Problem to solve →
Return the number of lines that contain the word "Intervals", and return nothing else.

## begin Excerpted records

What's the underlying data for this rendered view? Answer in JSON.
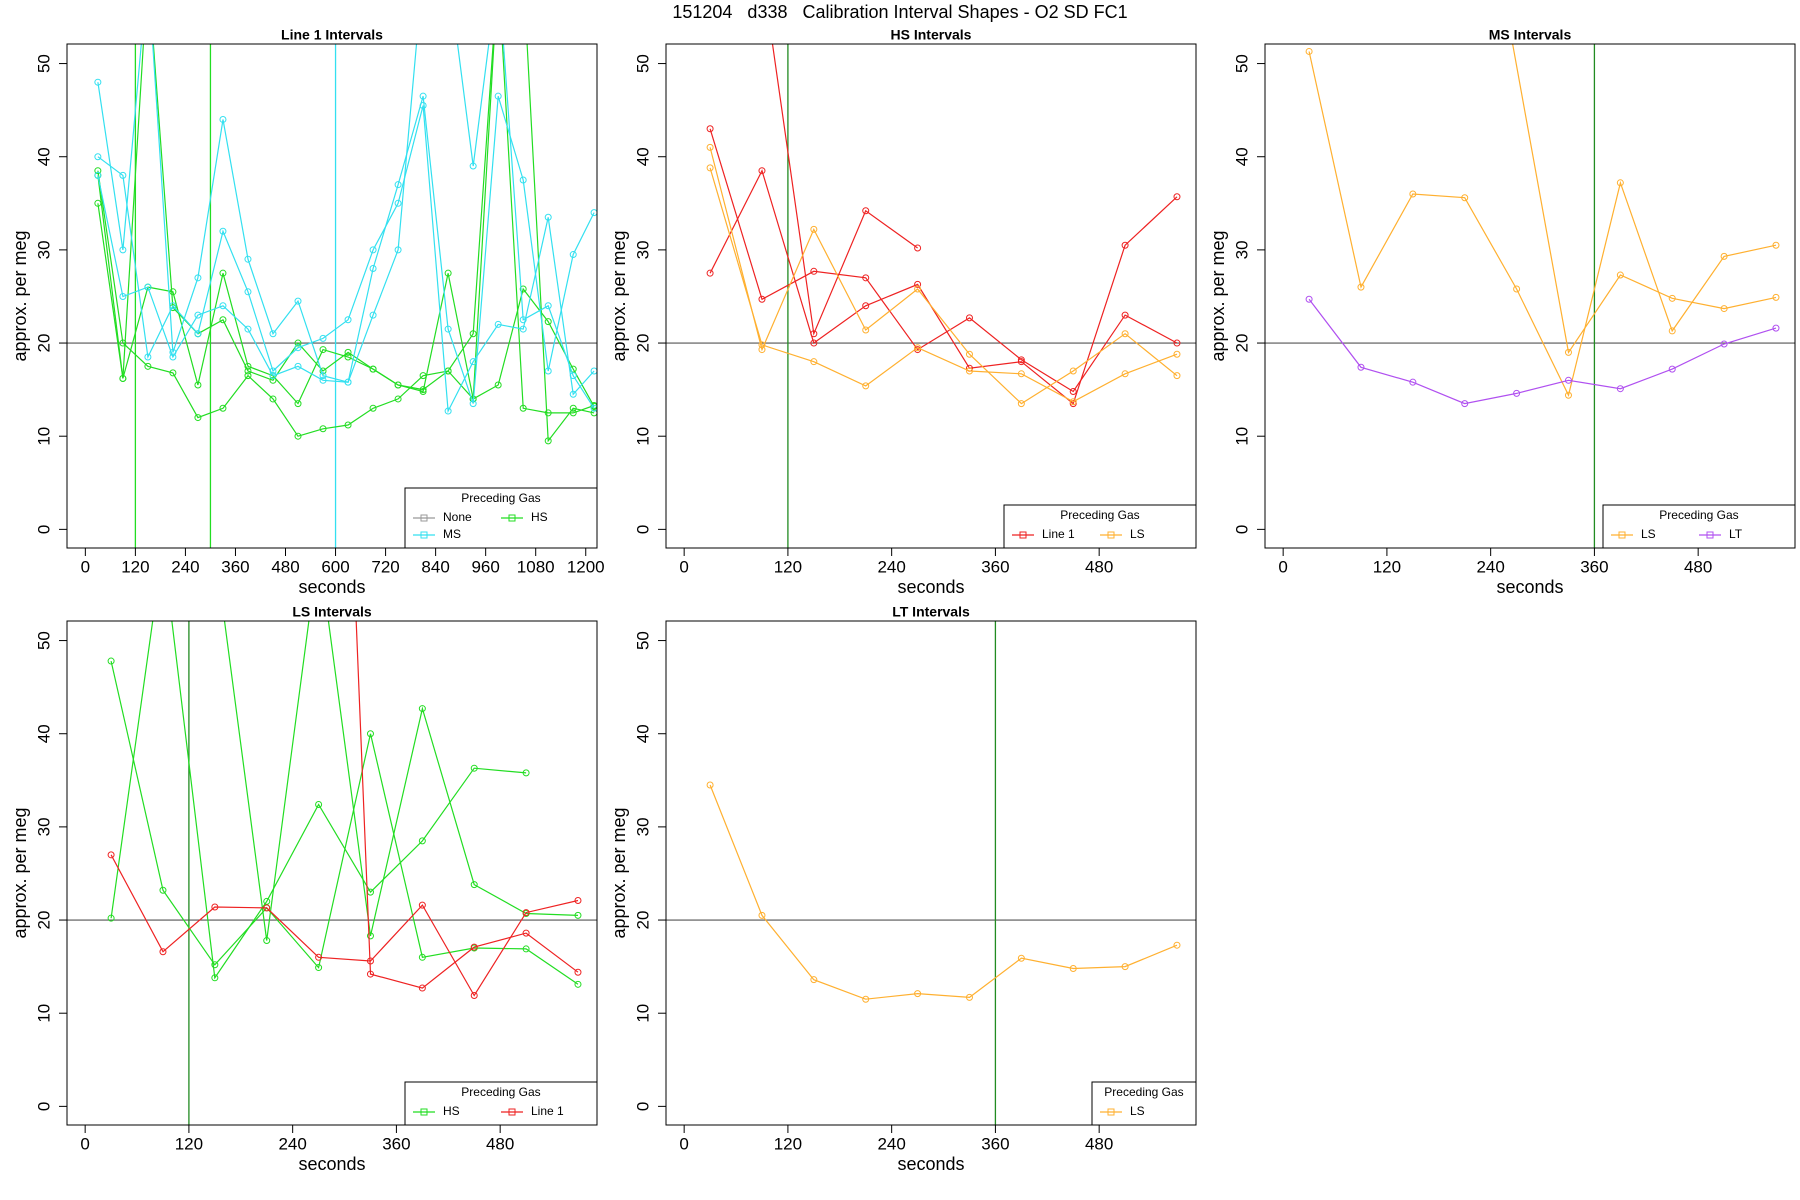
{
  "title": "151204   d338   Calibration Interval Shapes - O2 SD FC1",
  "chart_data": [
    {
      "type": "line",
      "title": "Line 1 Intervals",
      "xlabel": "seconds",
      "ylabel": "approx. per meg",
      "xlim": [
        -44,
        1227
      ],
      "ylim": [
        -2,
        52.1
      ],
      "xticks": [
        0,
        120,
        240,
        360,
        480,
        600,
        720,
        840,
        960,
        1080,
        1200
      ],
      "yticks": [
        0,
        10,
        20,
        30,
        40,
        50
      ],
      "hline": {
        "value": 20,
        "color": "#555555"
      },
      "vlines": [
        {
          "value": 120,
          "color": "#22dd22"
        },
        {
          "value": 300,
          "color": "#22dd22"
        },
        {
          "value": 600,
          "color": "#33e0f0"
        }
      ],
      "legend": {
        "title": "Preceding Gas",
        "position": "bottomright"
      },
      "series": [
        {
          "name": "None",
          "color": "#999999",
          "lines": []
        },
        {
          "name": "HS",
          "color": "#22dd22",
          "lines": [
            {
              "x": [
                30,
                90,
                150,
                210,
                270,
                330,
                390,
                450,
                510,
                570,
                630,
                690,
                750,
                810,
                870,
                930,
                990,
                1050,
                1110,
                1170,
                1220
              ],
              "values": [
                38.5,
                20,
                17.5,
                16.8,
                12,
                13,
                16.5,
                14,
                10,
                10.8,
                11.2,
                13,
                14,
                16.5,
                17,
                14,
                60,
                60,
                9.5,
                13,
                12.5
              ]
            },
            {
              "x": [
                30,
                90,
                150,
                210,
                270,
                330,
                390,
                450,
                510,
                570,
                630,
                690,
                750,
                810,
                870,
                930,
                990,
                1050,
                1110,
                1170,
                1220
              ],
              "values": [
                35,
                16.2,
                26,
                25.5,
                15.5,
                27.5,
                17.5,
                16.5,
                13.5,
                19.3,
                18.5,
                17.2,
                15.5,
                14.8,
                27.5,
                14,
                15.5,
                25.8,
                22.3,
                17.2,
                13.2
              ]
            },
            {
              "x": [
                30,
                90,
                150,
                210,
                270,
                330,
                390,
                450,
                510,
                570,
                630,
                690,
                750,
                810,
                870,
                930,
                990,
                1050,
                1110,
                1170,
                1220
              ],
              "values": [
                38,
                16.2,
                60,
                23.8,
                21,
                22.5,
                17,
                16,
                20,
                17,
                19,
                17.2,
                15.5,
                15,
                17,
                21,
                60,
                13,
                12.5,
                12.5,
                13.3
              ]
            }
          ]
        },
        {
          "name": "MS",
          "color": "#33e0f0",
          "lines": [
            {
              "x": [
                30,
                90,
                150,
                210,
                270,
                330,
                390,
                450,
                510,
                570,
                630,
                690,
                750,
                810,
                870,
                930,
                990,
                1050,
                1110,
                1170,
                1220
              ],
              "values": [
                48,
                30,
                60,
                19,
                27,
                44,
                29,
                21,
                24.5,
                16.5,
                15.8,
                28,
                37,
                46.5,
                21.5,
                13.5,
                46.5,
                37.5,
                17,
                29.5,
                34
              ]
            },
            {
              "x": [
                30,
                90,
                150,
                210,
                270,
                330,
                390,
                450,
                510,
                570,
                630,
                690,
                750,
                810,
                870,
                930,
                990,
                1050,
                1110,
                1170,
                1220
              ],
              "values": [
                40,
                38,
                18.5,
                24,
                21,
                32,
                25.5,
                17,
                19.5,
                20.5,
                22.5,
                30,
                35,
                45.5,
                12.7,
                18,
                22,
                21.5,
                33.5,
                14.5,
                17
              ]
            },
            {
              "x": [
                30,
                90,
                150,
                210,
                270,
                330,
                390,
                450,
                510,
                570,
                630,
                690,
                750,
                810,
                870,
                930,
                990,
                1050,
                1110,
                1170,
                1220
              ],
              "values": [
                38,
                25,
                26,
                18.5,
                23,
                24,
                21.5,
                16.5,
                17.5,
                16,
                15.8,
                23,
                30,
                60,
                60,
                39,
                60,
                22.5,
                24,
                16.5,
                13
              ]
            }
          ]
        }
      ]
    },
    {
      "type": "line",
      "title": "HS Intervals",
      "xlabel": "seconds",
      "ylabel": "approx. per meg",
      "xlim": [
        -21,
        592
      ],
      "ylim": [
        -2,
        52.1
      ],
      "xticks": [
        0,
        120,
        240,
        360,
        480
      ],
      "yticks": [
        0,
        10,
        20,
        30,
        40,
        50
      ],
      "hline": {
        "value": 20,
        "color": "#555555"
      },
      "vlines": [
        {
          "value": 120,
          "color": "#228b22"
        }
      ],
      "legend": {
        "title": "Preceding Gas",
        "position": "bottomright"
      },
      "series": [
        {
          "name": "Line 1",
          "color": "#ee2222",
          "lines": [
            {
              "x": [
                30,
                90,
                150,
                210,
                270,
                330,
                390,
                450,
                510,
                570
              ],
              "values": [
                27.5,
                38.5,
                20,
                24,
                26.3,
                17.3,
                18,
                13.5,
                30.5,
                35.7
              ]
            },
            {
              "x": [
                30,
                90,
                150,
                210,
                270,
                330,
                390,
                450,
                510,
                570
              ],
              "values": [
                43,
                24.7,
                27.7,
                27,
                19.3,
                22.7,
                18.2,
                14.8,
                23,
                20
              ]
            },
            {
              "x": [
                90,
                150,
                210,
                270
              ],
              "values": [
                60,
                21,
                34.2,
                30.2
              ]
            }
          ]
        },
        {
          "name": "LS",
          "color": "#ffb030",
          "lines": [
            {
              "x": [
                30,
                90,
                150,
                210,
                270,
                330,
                390,
                450,
                510,
                570
              ],
              "values": [
                41,
                19.3,
                32.2,
                21.4,
                25.8,
                18.8,
                13.5,
                17,
                21,
                16.5
              ]
            },
            {
              "x": [
                30,
                90,
                150,
                210,
                270,
                330,
                390,
                450,
                510,
                570
              ],
              "values": [
                38.8,
                19.8,
                18,
                15.4,
                19.5,
                17,
                16.7,
                13.7,
                16.7,
                18.8
              ]
            }
          ]
        }
      ]
    },
    {
      "type": "line",
      "title": "MS Intervals",
      "xlabel": "seconds",
      "ylabel": "approx. per meg",
      "xlim": [
        -21,
        592
      ],
      "ylim": [
        -2,
        52.1
      ],
      "xticks": [
        0,
        120,
        240,
        360,
        480
      ],
      "yticks": [
        0,
        10,
        20,
        30,
        40,
        50
      ],
      "hline": {
        "value": 20,
        "color": "#555555"
      },
      "vlines": [
        {
          "value": 360,
          "color": "#228b22"
        }
      ],
      "legend": {
        "title": "Preceding Gas",
        "position": "bottomright"
      },
      "series": [
        {
          "name": "LS",
          "color": "#ffb030",
          "lines": [
            {
              "x": [
                30,
                90,
                150,
                210,
                270,
                330,
                390,
                450,
                510,
                570
              ],
              "values": [
                51.3,
                26,
                36,
                35.6,
                25.8,
                14.4,
                37.2,
                21.3,
                29.3,
                30.5
              ]
            },
            {
              "x": [
                250,
                330,
                390,
                450,
                510,
                570
              ],
              "values": [
                60,
                19,
                27.3,
                24.8,
                23.7,
                24.9
              ]
            }
          ]
        },
        {
          "name": "LT",
          "color": "#b050f0",
          "lines": [
            {
              "x": [
                30,
                90,
                150,
                210,
                270,
                330,
                390,
                450,
                510,
                570
              ],
              "values": [
                24.7,
                17.4,
                15.8,
                13.5,
                14.6,
                16,
                15.1,
                17.2,
                19.9,
                21.6
              ]
            }
          ]
        }
      ]
    },
    {
      "type": "line",
      "title": "LS Intervals",
      "xlabel": "seconds",
      "ylabel": "approx. per meg",
      "xlim": [
        -21,
        592
      ],
      "ylim": [
        -2,
        52.1
      ],
      "xticks": [
        0,
        120,
        240,
        360,
        480
      ],
      "yticks": [
        0,
        10,
        20,
        30,
        40,
        50
      ],
      "hline": {
        "value": 20,
        "color": "#555555"
      },
      "vlines": [
        {
          "value": 120,
          "color": "#228b22"
        }
      ],
      "legend": {
        "title": "Preceding Gas",
        "position": "bottomright"
      },
      "series": [
        {
          "name": "HS",
          "color": "#22dd22",
          "lines": [
            {
              "x": [
                30,
                90,
                150,
                210,
                270,
                330,
                390,
                450,
                510
              ],
              "values": [
                20.2,
                60,
                13.8,
                22,
                32.4,
                23,
                28.5,
                36.3,
                35.8
              ]
            },
            {
              "x": [
                30,
                90,
                150,
                210,
                270,
                330,
                390,
                450,
                510,
                570
              ],
              "values": [
                47.8,
                23.2,
                15.2,
                21.3,
                14.9,
                40,
                16,
                17,
                16.9,
                13.1
              ]
            },
            {
              "x": [
                150,
                210,
                270,
                330,
                390,
                450,
                510,
                570
              ],
              "values": [
                60,
                17.8,
                60,
                18.3,
                42.7,
                23.8,
                20.7,
                20.5
              ]
            }
          ]
        },
        {
          "name": "Line 1",
          "color": "#ee2222",
          "lines": [
            {
              "x": [
                30,
                90,
                150,
                210,
                270,
                330,
                390,
                450,
                510,
                570
              ],
              "values": [
                27,
                16.6,
                21.4,
                21.3,
                16,
                15.6,
                21.6,
                11.9,
                20.8,
                22.1
              ]
            },
            {
              "x": [
                310,
                330,
                390,
                450,
                510,
                570
              ],
              "values": [
                60,
                14.2,
                12.7,
                17.1,
                18.6,
                14.4
              ]
            }
          ]
        }
      ]
    },
    {
      "type": "line",
      "title": "LT Intervals",
      "xlabel": "seconds",
      "ylabel": "approx. per meg",
      "xlim": [
        -21,
        592
      ],
      "ylim": [
        -2,
        52.1
      ],
      "xticks": [
        0,
        120,
        240,
        360,
        480
      ],
      "yticks": [
        0,
        10,
        20,
        30,
        40,
        50
      ],
      "hline": {
        "value": 20,
        "color": "#555555"
      },
      "vlines": [
        {
          "value": 360,
          "color": "#228b22"
        }
      ],
      "legend": {
        "title": "Preceding Gas",
        "position": "bottomright"
      },
      "series": [
        {
          "name": "LS",
          "color": "#ffb030",
          "lines": [
            {
              "x": [
                30,
                90,
                150,
                210,
                270,
                330,
                390,
                450,
                510,
                570
              ],
              "values": [
                34.5,
                20.5,
                13.6,
                11.5,
                12.1,
                11.7,
                15.9,
                14.8,
                15,
                17.3
              ]
            }
          ]
        }
      ]
    }
  ]
}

## end Excerpted records

Final result →
5